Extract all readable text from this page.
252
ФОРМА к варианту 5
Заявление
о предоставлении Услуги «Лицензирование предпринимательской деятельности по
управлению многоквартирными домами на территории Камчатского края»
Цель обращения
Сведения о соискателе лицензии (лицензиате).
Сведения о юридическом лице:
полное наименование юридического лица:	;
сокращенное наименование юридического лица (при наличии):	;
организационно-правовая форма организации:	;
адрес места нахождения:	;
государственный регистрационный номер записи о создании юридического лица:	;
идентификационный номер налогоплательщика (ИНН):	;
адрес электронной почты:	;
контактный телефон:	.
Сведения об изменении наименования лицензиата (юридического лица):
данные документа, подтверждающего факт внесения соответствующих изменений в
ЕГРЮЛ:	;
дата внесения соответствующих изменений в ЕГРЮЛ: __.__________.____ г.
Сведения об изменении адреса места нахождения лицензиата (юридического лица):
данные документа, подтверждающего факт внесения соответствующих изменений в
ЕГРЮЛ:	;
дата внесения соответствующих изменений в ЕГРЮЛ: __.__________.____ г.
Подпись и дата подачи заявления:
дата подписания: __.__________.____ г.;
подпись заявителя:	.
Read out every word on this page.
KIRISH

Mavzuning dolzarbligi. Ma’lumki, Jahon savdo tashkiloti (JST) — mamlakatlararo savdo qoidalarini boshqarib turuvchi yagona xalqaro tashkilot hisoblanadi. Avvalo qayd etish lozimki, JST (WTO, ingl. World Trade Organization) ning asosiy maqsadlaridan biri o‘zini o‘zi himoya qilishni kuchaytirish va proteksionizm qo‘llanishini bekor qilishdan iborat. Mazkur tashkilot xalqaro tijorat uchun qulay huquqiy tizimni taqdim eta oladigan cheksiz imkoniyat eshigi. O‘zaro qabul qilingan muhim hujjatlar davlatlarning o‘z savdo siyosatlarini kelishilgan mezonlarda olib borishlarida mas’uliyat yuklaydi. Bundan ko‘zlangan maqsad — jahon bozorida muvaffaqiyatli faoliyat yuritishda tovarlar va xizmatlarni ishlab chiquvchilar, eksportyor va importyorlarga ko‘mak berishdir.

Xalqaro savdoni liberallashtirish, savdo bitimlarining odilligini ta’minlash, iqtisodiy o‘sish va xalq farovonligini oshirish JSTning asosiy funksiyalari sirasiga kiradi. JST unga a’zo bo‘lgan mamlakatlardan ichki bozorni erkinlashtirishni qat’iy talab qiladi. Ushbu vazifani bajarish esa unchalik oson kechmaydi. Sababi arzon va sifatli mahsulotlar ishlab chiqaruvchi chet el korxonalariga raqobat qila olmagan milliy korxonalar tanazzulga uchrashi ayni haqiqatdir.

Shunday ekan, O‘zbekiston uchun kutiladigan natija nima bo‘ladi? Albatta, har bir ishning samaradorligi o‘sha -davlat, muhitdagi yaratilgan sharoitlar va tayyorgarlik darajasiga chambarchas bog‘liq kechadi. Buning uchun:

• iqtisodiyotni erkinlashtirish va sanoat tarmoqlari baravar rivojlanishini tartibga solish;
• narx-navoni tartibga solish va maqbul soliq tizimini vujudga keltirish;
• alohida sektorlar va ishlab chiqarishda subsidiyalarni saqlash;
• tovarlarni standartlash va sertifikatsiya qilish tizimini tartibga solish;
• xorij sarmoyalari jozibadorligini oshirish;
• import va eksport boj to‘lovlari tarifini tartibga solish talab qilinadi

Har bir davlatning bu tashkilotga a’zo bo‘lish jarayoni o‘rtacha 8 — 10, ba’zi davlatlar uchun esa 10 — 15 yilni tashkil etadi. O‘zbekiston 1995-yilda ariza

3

+++++

#### Work to do:
Tally the lines of the listing above that include the word "zbekiston". Answer with the number alone.

#### Result:
2